# [Direction]
Return all the data, word for word.

— Begin Supplied records —

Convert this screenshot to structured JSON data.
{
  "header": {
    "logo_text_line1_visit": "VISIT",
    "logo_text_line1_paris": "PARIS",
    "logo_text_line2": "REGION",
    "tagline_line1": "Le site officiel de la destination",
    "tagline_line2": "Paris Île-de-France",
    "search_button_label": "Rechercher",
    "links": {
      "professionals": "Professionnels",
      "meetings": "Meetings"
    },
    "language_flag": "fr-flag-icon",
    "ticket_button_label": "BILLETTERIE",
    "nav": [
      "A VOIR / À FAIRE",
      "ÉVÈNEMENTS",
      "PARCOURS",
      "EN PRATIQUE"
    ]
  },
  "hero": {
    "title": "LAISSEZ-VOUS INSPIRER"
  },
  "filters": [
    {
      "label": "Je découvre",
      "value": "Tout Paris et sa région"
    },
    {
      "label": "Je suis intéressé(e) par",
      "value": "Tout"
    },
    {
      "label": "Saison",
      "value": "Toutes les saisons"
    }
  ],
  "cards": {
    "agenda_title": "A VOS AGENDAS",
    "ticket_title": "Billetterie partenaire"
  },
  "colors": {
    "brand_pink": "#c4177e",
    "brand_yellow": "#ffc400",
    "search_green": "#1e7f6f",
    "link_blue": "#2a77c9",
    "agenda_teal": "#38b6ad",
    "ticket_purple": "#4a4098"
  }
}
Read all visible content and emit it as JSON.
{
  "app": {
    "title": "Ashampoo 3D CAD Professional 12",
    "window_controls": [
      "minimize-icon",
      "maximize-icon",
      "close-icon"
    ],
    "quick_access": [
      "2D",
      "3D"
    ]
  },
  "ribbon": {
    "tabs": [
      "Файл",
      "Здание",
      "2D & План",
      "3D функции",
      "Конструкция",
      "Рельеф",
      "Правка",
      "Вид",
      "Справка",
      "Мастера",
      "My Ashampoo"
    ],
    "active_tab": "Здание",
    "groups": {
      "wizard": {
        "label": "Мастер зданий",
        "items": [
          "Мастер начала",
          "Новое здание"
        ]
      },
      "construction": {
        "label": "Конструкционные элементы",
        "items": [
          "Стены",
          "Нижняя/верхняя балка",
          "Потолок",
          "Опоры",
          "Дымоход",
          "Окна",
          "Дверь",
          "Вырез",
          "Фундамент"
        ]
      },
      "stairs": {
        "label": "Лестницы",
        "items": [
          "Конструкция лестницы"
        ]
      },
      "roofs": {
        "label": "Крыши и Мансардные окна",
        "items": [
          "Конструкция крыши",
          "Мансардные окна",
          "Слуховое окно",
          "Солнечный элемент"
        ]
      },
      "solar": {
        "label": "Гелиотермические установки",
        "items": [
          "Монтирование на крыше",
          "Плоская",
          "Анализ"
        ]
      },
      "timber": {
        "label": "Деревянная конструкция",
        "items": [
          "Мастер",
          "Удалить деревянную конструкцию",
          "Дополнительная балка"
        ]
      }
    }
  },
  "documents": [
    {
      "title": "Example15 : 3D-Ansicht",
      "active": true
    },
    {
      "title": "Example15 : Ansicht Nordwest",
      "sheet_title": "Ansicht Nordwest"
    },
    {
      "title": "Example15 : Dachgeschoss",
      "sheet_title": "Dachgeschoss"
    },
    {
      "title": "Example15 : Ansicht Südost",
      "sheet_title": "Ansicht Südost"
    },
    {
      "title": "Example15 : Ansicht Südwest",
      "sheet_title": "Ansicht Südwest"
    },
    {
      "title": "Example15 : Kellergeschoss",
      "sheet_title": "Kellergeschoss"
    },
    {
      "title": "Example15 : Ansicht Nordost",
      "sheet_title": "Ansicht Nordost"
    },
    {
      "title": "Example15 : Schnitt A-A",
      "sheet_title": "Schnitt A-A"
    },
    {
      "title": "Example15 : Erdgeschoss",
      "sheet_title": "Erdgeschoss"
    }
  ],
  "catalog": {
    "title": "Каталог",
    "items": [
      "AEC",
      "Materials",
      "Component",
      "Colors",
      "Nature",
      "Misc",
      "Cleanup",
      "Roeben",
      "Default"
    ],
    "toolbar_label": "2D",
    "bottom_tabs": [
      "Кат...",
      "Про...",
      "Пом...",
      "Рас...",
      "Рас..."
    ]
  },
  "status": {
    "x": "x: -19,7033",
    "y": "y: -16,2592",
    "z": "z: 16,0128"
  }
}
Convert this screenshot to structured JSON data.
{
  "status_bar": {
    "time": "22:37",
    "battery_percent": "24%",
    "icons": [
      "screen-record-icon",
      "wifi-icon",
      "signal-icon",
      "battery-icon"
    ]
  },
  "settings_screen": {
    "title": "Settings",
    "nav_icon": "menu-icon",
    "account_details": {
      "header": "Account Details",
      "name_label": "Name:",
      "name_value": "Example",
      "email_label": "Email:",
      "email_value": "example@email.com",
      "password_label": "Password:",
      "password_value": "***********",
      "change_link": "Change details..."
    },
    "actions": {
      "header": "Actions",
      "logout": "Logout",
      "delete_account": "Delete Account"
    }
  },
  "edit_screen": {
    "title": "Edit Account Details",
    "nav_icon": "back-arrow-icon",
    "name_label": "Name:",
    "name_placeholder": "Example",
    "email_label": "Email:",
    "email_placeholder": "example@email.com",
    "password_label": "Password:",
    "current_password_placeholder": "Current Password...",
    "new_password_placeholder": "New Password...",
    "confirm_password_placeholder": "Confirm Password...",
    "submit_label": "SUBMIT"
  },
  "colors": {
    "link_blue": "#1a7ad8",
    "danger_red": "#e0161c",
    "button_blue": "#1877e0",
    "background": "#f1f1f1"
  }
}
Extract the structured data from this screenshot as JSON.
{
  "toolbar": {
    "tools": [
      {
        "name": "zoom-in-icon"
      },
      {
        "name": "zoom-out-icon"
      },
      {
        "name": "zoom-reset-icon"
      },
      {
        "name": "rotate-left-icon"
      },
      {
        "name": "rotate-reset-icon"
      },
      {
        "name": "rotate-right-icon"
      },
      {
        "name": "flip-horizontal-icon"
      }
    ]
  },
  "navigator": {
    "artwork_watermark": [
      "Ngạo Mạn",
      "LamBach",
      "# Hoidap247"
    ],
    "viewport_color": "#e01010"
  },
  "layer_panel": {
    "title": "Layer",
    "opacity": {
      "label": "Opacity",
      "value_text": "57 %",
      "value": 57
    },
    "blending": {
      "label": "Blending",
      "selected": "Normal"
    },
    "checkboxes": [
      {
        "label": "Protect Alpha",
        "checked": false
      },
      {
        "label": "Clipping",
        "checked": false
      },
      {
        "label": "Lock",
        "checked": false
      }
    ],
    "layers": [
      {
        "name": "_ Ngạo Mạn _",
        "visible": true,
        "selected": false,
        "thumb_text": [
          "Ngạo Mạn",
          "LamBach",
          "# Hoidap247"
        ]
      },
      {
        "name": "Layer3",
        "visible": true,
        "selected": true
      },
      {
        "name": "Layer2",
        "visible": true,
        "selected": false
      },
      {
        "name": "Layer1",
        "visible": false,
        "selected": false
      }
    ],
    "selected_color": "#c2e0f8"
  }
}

— End Supplied records —

# [Answer below]
Convert this screenshot to structured JSON data.
{
  "header": {
    "logo_text_line1_visit": "VISIT",
    "logo_text_line1_paris": "PARIS",
    "logo_text_line2": "REGION",
    "tagline_line1": "Le site officiel de la destination",
    "tagline_line2": "Paris Île-de-France",
    "search_button_label": "Rechercher",
    "links": {
      "professionals": "Professionnels",
      "meetings": "Meetings"
    },
    "language_flag": "fr-flag-icon",
    "ticket_button_label": "BILLETTERIE",
    "nav": [
      "A VOIR / À FAIRE",
      "ÉVÈNEMENTS",
      "PARCOURS",
      "EN PRATIQUE"
    ]
  },
  "hero": {
    "title": "LAISSEZ-VOUS INSPIRER"
  },
  "filters": [
    {
      "label": "Je découvre",
      "value": "Tout Paris et sa région"
    },
    {
      "label": "Je suis intéressé(e) par",
      "value": "Tout"
    },
    {
      "label": "Saison",
      "value": "Toutes les saisons"
    }
  ],
  "cards": {
    "agenda_title": "A VOS AGENDAS",
    "ticket_title": "Billetterie partenaire"
  },
  "colors": {
    "brand_pink": "#c4177e",
    "brand_yellow": "#ffc400",
    "search_green": "#1e7f6f",
    "link_blue": "#2a77c9",
    "agenda_teal": "#38b6ad",
    "ticket_purple": "#4a4098"
  }
}
Read all visible content and emit it as JSON.
{
  "app": {
    "title": "Ashampoo 3D CAD Professional 12",
    "window_controls": [
      "minimize-icon",
      "maximize-icon",
      "close-icon"
    ],
    "quick_access": [
      "2D",
      "3D"
    ]
  },
  "ribbon": {
    "tabs": [
      "Файл",
      "Здание",
      "2D & План",
      "3D функции",
      "Конструкция",
      "Рельеф",
      "Правка",
      "Вид",
      "Справка",
      "Мастера",
      "My Ashampoo"
    ],
    "active_tab": "Здание",
    "groups": {
      "wizard": {
        "label": "Мастер зданий",
        "items": [
          "Мастер начала",
          "Новое здание"
        ]
      },
      "construction": {
        "label": "Конструкционные элементы",
        "items": [
          "Стены",
          "Нижняя/верхняя балка",
          "Потолок",
          "Опоры",
          "Дымоход",
          "Окна",
          "Дверь",
          "Вырез",
          "Фундамент"
        ]
      },
      "stairs": {
        "label": "Лестницы",
        "items": [
          "Конструкция лестницы"
        ]
      },
      "roofs": {
        "label": "Крыши и Мансардные окна",
        "items": [
          "Конструкция крыши",
          "Мансардные окна",
          "Слуховое окно",
          "Солнечный элемент"
        ]
      },
      "solar": {
        "label": "Гелиотермические установки",
        "items": [
          "Монтирование на крыше",
          "Плоская",
          "Анализ"
        ]
      },
      "timber": {
        "label": "Деревянная конструкция",
        "items": [
          "Мастер",
          "Удалить деревянную конструкцию",
          "Дополнительная балка"
        ]
      }
    }
  },
  "documents": [
    {
      "title": "Example15 : 3D-Ansicht",
      "active": true
    },
    {
      "title": "Example15 : Ansicht Nordwest",
      "sheet_title": "Ansicht Nordwest"
    },
    {
      "title": "Example15 : Dachgeschoss",
      "sheet_title": "Dachgeschoss"
    },
    {
      "title": "Example15 : Ansicht Südost",
      "sheet_title": "Ansicht Südost"
    },
    {
      "title": "Example15 : Ansicht Südwest",
      "sheet_title": "Ansicht Südwest"
    },
    {
      "title": "Example15 : Kellergeschoss",
      "sheet_title": "Kellergeschoss"
    },
    {
      "title": "Example15 : Ansicht Nordost",
      "sheet_title": "Ansicht Nordost"
    },
    {
      "title": "Example15 : Schnitt A-A",
      "sheet_title": "Schnitt A-A"
    },
    {
      "title": "Example15 : Erdgeschoss",
      "sheet_title": "Erdgeschoss"
    }
  ],
  "catalog": {
    "title": "Каталог",
    "items": [
      "AEC",
      "Materials",
      "Component",
      "Colors",
      "Nature",
      "Misc",
      "Cleanup",
      "Roeben",
      "Default"
    ],
    "toolbar_label": "2D",
    "bottom_tabs": [
      "Кат...",
      "Про...",
      "Пом...",
      "Рас...",
      "Рас..."
    ]
  },
  "status": {
    "x": "x: -19,7033",
    "y": "y: -16,2592",
    "z": "z: 16,0128"
  }
}
Convert this screenshot to structured JSON data.
{
  "status_bar": {
    "time": "22:37",
    "battery_percent": "24%",
    "icons": [
      "screen-record-icon",
      "wifi-icon",
      "signal-icon",
      "battery-icon"
    ]
  },
  "settings_screen": {
    "title": "Settings",
    "nav_icon": "menu-icon",
    "account_details": {
      "header": "Account Details",
      "name_label": "Name:",
      "name_value": "Example",
      "email_label": "Email:",
      "email_value": "example@email.com",
      "password_label": "Password:",
      "password_value": "***********",
      "change_link": "Change details..."
    },
    "actions": {
      "header": "Actions",
      "logout": "Logout",
      "delete_account": "Delete Account"
    }
  },
  "edit_screen": {
    "title": "Edit Account Details",
    "nav_icon": "back-arrow-icon",
    "name_label": "Name:",
    "name_placeholder": "Example",
    "email_label": "Email:",
    "email_placeholder": "example@email.com",
    "password_label": "Password:",
    "current_password_placeholder": "Current Password...",
    "new_password_placeholder": "New Password...",
    "confirm_password_placeholder": "Confirm Password...",
    "submit_label": "SUBMIT"
  },
  "colors": {
    "link_blue": "#1a7ad8",
    "danger_red": "#e0161c",
    "button_blue": "#1877e0",
    "background": "#f1f1f1"
  }
}
Extract the structured data from this screenshot as JSON.
{
  "toolbar": {
    "tools": [
      {
        "name": "zoom-in-icon"
      },
      {
        "name": "zoom-out-icon"
      },
      {
        "name": "zoom-reset-icon"
      },
      {
        "name": "rotate-left-icon"
      },
      {
        "name": "rotate-reset-icon"
      },
      {
        "name": "rotate-right-icon"
      },
      {
        "name": "flip-horizontal-icon"
      }
    ]
  },
  "navigator": {
    "artwork_watermark": [
      "Ngạo Mạn",
      "LamBach",
      "# Hoidap247"
    ],
    "viewport_color": "#e01010"
  },
  "layer_panel": {
    "title": "Layer",
    "opacity": {
      "label": "Opacity",
      "value_text": "57 %",
      "value": 57
    },
    "blending": {
      "label": "Blending",
      "selected": "Normal"
    },
    "checkboxes": [
      {
        "label": "Protect Alpha",
        "checked": false
      },
      {
        "label": "Clipping",
        "checked": false
      },
      {
        "label": "Lock",
        "checked": false
      }
    ],
    "layers": [
      {
        "name": "_ Ngạo Mạn _",
        "visible": true,
        "selected": false,
        "thumb_text": [
          "Ngạo Mạn",
          "LamBach",
          "# Hoidap247"
        ]
      },
      {
        "name": "Layer3",
        "visible": true,
        "selected": true
      },
      {
        "name": "Layer2",
        "visible": true,
        "selected": false
      },
      {
        "name": "Layer1",
        "visible": false,
        "selected": false
      }
    ],
    "selected_color": "#c2e0f8"
  }
}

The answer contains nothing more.